▶ [What you need to do]:
• a. Answer each question using the text on PostBQP and gate amplitudes:
(i) What does Greg's paper use to prove that the algebraic numbers are tame?
(ii) When gates have algebraic amplitudes, what probability does every event have at least?
(iii) In what year did Adleman, DeMarrais, and Huang note that a bizarre gate set can break the definition of BQP?
• b. Extend the text on PostBQP and gate amplitudes, beginning right after its final sentence.

▶ [Document text]:
Anyway, Greg’s paper provides yet a third proof that the algebraic numbers are tame, this one using Galois conjugates (though it turns out that, from a sufficiently refined perspective, Greg’s proof is equivalent to the other two).

There remains one obvious open problem here, one that I noted in the MathOverflow post and in which Greg is also extremely interested. Namely, we now know that it’s possible to screw up PostBQP using gates with amplitudes that are crazy transcendental numbers (closely related to the Liouville numbers). And we also know that, if the gates have algebraic amplitudes, then everything is fine: all events have at least 1/exp(n) probability. But what if the gates have not-so-crazy transcendental amplitudes, like 1/e, or (a bit more realistically) cos(2)?  I conjecture that everything is still fine, but the proof techniques that worked for the algebraic case seem useless here.

Stepping back, how great are the consequences of all this for our understanding of PostBQP? Fortunately, I claim that they’re not that great, for the following reason. As Adleman, DeMarrais, and Huang already noted in 1997—in the same paper that proved BQP⊆PP—we can screw up the definition even of BQP, let alone PostBQP, using a bizarre enough gate set. For example, suppose we had a gate G that mapped |0> to x|0>+y|1>, where y was a real number whose binary expansion encoded the halting problem (for example, y might equal Chaitin’s Ω).  Then by applying G more and more times, we could learn more and more bits of y, and thereby solve an uncomputable problem in the limit n→∞.

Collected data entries
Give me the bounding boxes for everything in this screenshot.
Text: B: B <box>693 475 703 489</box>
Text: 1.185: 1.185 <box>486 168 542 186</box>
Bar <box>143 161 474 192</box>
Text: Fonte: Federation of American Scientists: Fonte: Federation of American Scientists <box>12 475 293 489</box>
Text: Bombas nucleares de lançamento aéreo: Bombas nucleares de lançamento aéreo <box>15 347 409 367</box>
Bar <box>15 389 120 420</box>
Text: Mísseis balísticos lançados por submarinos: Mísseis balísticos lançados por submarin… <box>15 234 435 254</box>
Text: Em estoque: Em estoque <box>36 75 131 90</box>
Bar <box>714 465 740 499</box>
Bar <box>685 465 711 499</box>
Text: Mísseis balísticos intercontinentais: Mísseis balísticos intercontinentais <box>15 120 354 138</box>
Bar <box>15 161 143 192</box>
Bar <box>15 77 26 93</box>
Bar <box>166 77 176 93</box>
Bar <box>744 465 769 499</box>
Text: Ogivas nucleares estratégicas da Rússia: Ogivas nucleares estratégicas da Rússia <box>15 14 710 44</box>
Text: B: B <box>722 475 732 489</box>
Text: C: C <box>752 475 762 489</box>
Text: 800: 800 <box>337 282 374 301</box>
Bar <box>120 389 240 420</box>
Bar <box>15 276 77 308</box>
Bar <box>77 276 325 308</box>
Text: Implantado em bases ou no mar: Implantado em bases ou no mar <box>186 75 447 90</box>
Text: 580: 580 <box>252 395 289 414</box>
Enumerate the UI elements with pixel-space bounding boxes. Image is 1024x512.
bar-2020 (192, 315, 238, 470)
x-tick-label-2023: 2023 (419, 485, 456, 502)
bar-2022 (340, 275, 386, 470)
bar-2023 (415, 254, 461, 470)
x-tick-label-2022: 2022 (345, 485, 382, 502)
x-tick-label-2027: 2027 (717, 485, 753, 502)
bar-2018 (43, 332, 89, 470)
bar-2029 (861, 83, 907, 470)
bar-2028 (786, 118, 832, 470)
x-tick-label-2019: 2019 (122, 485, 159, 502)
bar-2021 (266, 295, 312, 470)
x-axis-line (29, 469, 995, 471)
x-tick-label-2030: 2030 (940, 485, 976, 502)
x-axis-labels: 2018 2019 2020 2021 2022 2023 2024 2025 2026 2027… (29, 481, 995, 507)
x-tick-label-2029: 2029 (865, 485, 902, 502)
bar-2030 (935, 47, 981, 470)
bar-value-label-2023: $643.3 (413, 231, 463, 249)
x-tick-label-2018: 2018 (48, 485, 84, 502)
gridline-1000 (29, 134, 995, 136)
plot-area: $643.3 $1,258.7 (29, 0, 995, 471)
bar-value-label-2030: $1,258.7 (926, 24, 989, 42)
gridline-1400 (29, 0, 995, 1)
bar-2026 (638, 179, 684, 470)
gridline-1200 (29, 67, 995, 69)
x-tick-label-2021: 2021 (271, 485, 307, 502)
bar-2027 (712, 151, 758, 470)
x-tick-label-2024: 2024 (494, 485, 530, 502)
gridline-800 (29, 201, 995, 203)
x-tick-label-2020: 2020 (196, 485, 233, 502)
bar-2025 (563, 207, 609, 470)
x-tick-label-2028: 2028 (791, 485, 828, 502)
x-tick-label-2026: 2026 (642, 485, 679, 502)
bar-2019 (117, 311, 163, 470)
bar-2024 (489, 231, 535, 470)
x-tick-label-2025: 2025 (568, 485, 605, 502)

▶ [Responses in order]:
• a.
(i) Galois conjugates
(ii) 1/exp(n)
(iii) 1997

• b.
Faced with this observation, most quantum computing experts would say something like: “OK, but this is silly! It has no physical relevance, since we’ll never come across a magical gate like G—if only we did! And at any rate, it has nothing to do with quantum computing specifically: even classically, one could imagine a coin that landed heads with probability equal to Chaitin’s Ω. Therefore, the right way to deal with this is simply to define BQP in such a way as to disallow such absurd gates.” And indeed, that is what’s done today—usually without even remarking on it.

Now, it turns out that even gates that are “perfectly safe” for defining BQP, can turn “unsafe” when it comes to defining PostBQP. To screw up the definition of PostBQP, it’s not necessary that a gate involve uncomputable (or extremely hard-to-compute) amplitudes: the amplitudes could all be easily computable, but they could still be “unsafe” because of massive cancellations, as in the example above involving α. But one could think of this as a difference of degree, rather than of kind. It’s still true that there’s a large set of gates, including virtually all the gates anyone has ever cared about in practice (Toffoli, Hadamard, π/8, etc. etc.), that are perfectly safe for defining the complexity class; it’s just that the set is slightly smaller than it was for BQP.

The other issue with the PostBQP=PP paper was discovered by Ryan O’Donnell and Cem Say.  In Proposition 3 of the paper, I claim that PostBQP = BQPPostBQP||,classical, where the latter is the class of problems solvable by a BQP machine that’s allowed to make poly(n) parallel, classical queries to a PostBQP oracle.  As Ryan pointed out to me, nothing in my brief argument for this depended on quantum mechanics, so it would equally well show that PostBPP = BPPPostBPP||, where PostBPP (also known as BPPpath) is the classical analogue of PostBQP, and BPPPostBPP|| is the class of problems solvable by a BPP machine that can make poly(n) parallel queries to a PostBPP oracle.  But BPPPostBPP|| clearly contains BPPNP||, which in turn contains AM—so we would get AM in PostBPP, and therefore AM in PostBQP=PP.  But Vereshchagin gave an oracle relative to which AM is not contained in PP.  Since there was no nonrelativizing ingredient anywhere in my argument, the only possible conclusion is that my argument was wrong.  (This, incidentally, provides a nice illustration of the value of oracle results.)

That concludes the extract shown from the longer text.